→ **Exercise objective**:
Tally the lines below that contain "Verbs". The number is the whole answer.

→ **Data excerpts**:
>> START

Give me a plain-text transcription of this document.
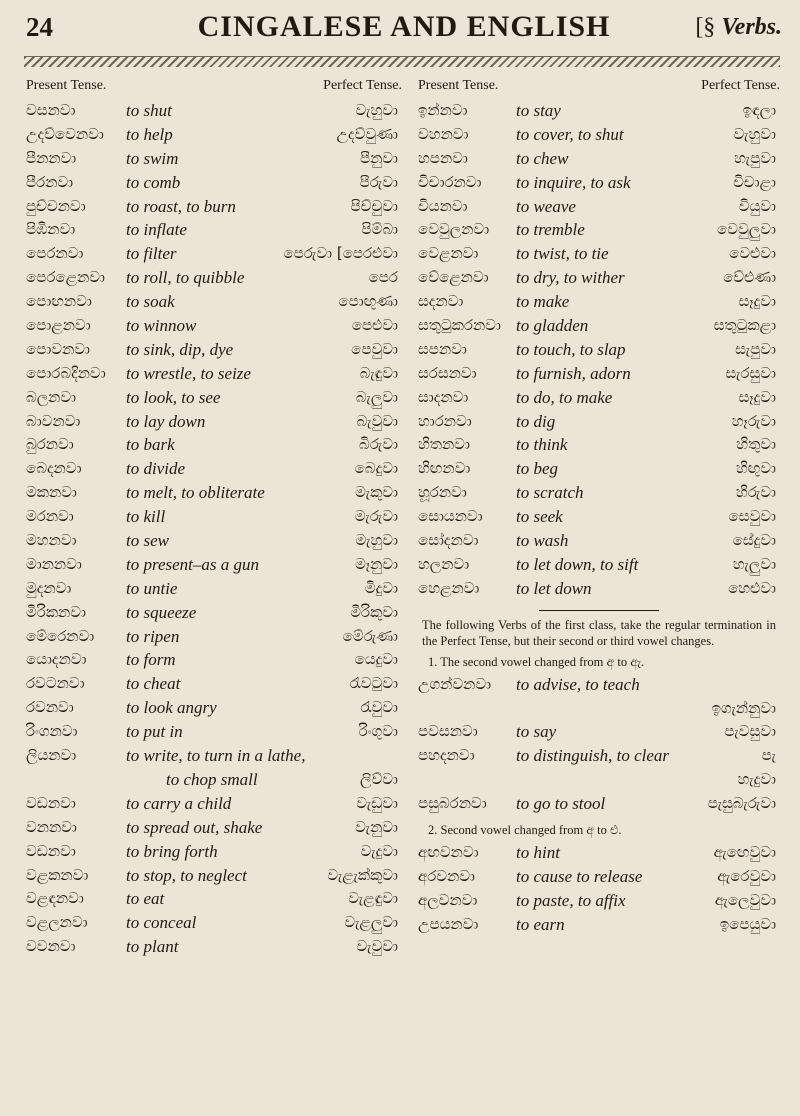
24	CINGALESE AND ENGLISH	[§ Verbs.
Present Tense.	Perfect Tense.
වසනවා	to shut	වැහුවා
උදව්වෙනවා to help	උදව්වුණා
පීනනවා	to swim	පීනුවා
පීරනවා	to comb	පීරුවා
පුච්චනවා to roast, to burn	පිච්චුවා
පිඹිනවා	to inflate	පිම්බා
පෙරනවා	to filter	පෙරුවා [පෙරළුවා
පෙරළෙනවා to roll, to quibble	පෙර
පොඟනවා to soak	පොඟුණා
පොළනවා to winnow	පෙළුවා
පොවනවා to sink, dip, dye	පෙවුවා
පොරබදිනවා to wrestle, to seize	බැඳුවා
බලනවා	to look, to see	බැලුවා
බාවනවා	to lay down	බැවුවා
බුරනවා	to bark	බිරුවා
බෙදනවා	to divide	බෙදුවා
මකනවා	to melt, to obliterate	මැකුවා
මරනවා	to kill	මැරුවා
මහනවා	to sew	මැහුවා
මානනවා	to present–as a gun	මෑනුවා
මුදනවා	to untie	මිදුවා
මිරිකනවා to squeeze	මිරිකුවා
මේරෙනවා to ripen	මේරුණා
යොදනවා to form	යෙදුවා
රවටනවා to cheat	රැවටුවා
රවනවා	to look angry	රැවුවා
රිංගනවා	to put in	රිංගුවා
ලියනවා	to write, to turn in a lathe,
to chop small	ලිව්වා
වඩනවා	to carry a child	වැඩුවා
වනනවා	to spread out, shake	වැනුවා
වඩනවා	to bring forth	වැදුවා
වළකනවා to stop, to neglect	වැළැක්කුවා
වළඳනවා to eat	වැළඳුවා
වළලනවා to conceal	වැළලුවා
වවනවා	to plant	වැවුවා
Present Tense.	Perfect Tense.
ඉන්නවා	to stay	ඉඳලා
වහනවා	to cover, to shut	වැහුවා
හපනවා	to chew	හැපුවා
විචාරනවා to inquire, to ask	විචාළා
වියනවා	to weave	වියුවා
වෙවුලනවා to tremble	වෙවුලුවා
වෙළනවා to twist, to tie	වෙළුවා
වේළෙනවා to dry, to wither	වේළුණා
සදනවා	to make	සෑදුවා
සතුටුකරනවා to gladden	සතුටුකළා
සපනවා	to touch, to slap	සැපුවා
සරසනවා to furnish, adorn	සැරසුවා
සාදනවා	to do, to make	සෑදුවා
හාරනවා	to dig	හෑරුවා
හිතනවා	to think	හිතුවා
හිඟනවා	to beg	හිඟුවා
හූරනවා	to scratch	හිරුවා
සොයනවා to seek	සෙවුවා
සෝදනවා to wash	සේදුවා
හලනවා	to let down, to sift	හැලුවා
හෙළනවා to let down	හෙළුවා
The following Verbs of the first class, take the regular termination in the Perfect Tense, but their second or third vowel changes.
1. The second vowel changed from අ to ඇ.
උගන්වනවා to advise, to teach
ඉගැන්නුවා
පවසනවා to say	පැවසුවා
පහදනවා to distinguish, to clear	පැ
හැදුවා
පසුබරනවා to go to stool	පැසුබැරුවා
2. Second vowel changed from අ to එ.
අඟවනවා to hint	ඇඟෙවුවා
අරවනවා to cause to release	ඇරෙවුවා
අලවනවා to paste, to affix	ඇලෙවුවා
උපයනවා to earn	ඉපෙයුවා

>> END
>> START

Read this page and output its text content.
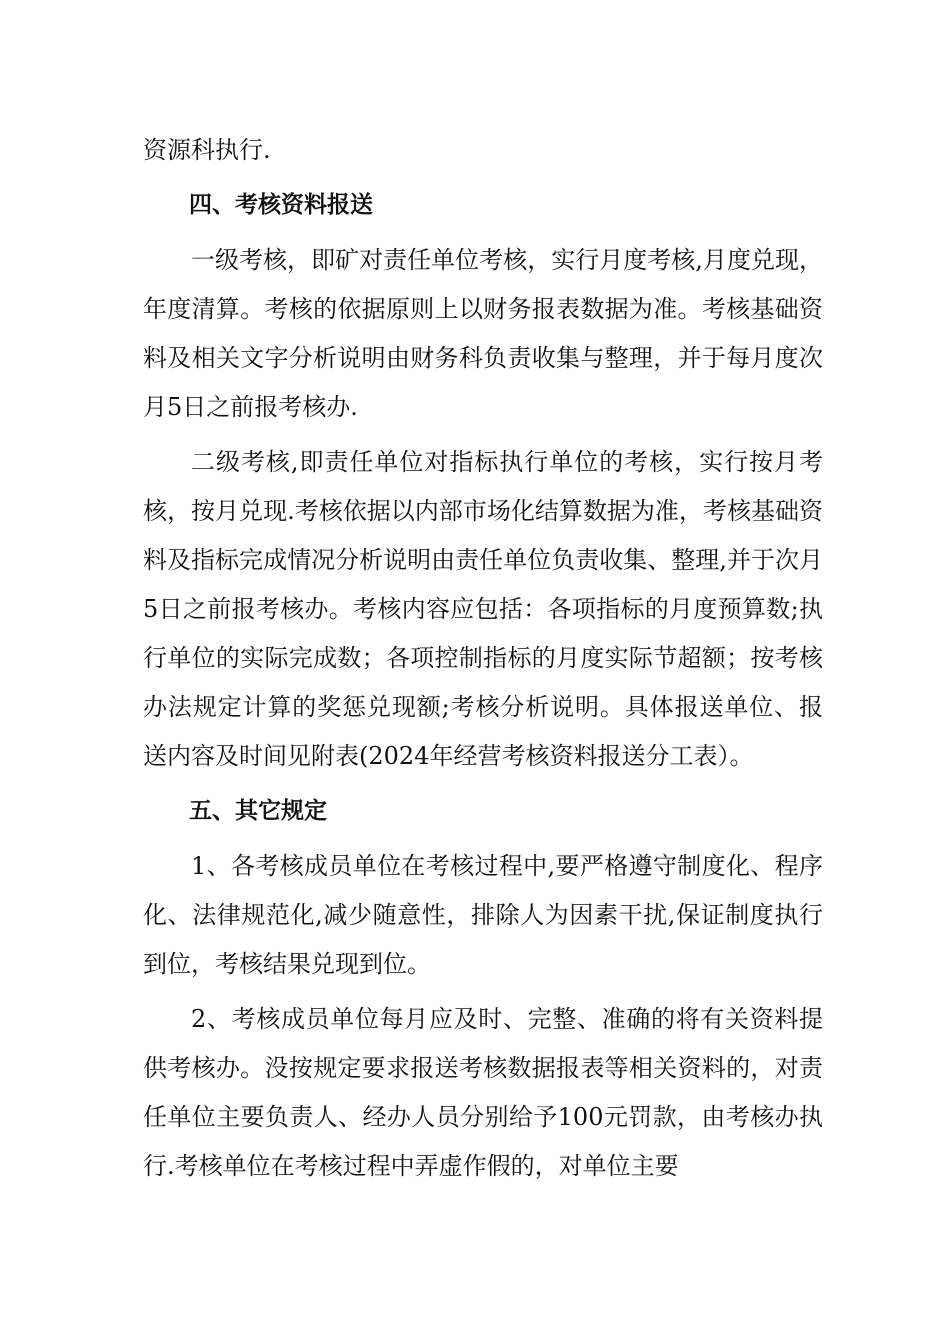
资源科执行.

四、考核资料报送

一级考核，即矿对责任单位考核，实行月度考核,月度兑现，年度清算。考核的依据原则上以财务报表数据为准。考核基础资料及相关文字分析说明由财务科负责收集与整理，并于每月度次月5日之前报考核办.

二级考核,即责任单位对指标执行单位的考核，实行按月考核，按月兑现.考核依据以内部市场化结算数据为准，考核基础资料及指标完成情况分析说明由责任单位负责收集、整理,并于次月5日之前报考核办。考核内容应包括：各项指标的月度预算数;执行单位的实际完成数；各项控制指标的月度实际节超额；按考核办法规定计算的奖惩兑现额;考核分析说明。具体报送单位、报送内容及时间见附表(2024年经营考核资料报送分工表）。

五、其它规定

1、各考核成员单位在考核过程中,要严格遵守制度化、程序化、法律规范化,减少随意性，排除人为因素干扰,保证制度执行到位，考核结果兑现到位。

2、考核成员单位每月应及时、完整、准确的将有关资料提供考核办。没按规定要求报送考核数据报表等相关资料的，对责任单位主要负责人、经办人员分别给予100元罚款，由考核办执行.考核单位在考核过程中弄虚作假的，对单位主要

>> END

→ **Result for this task**:
2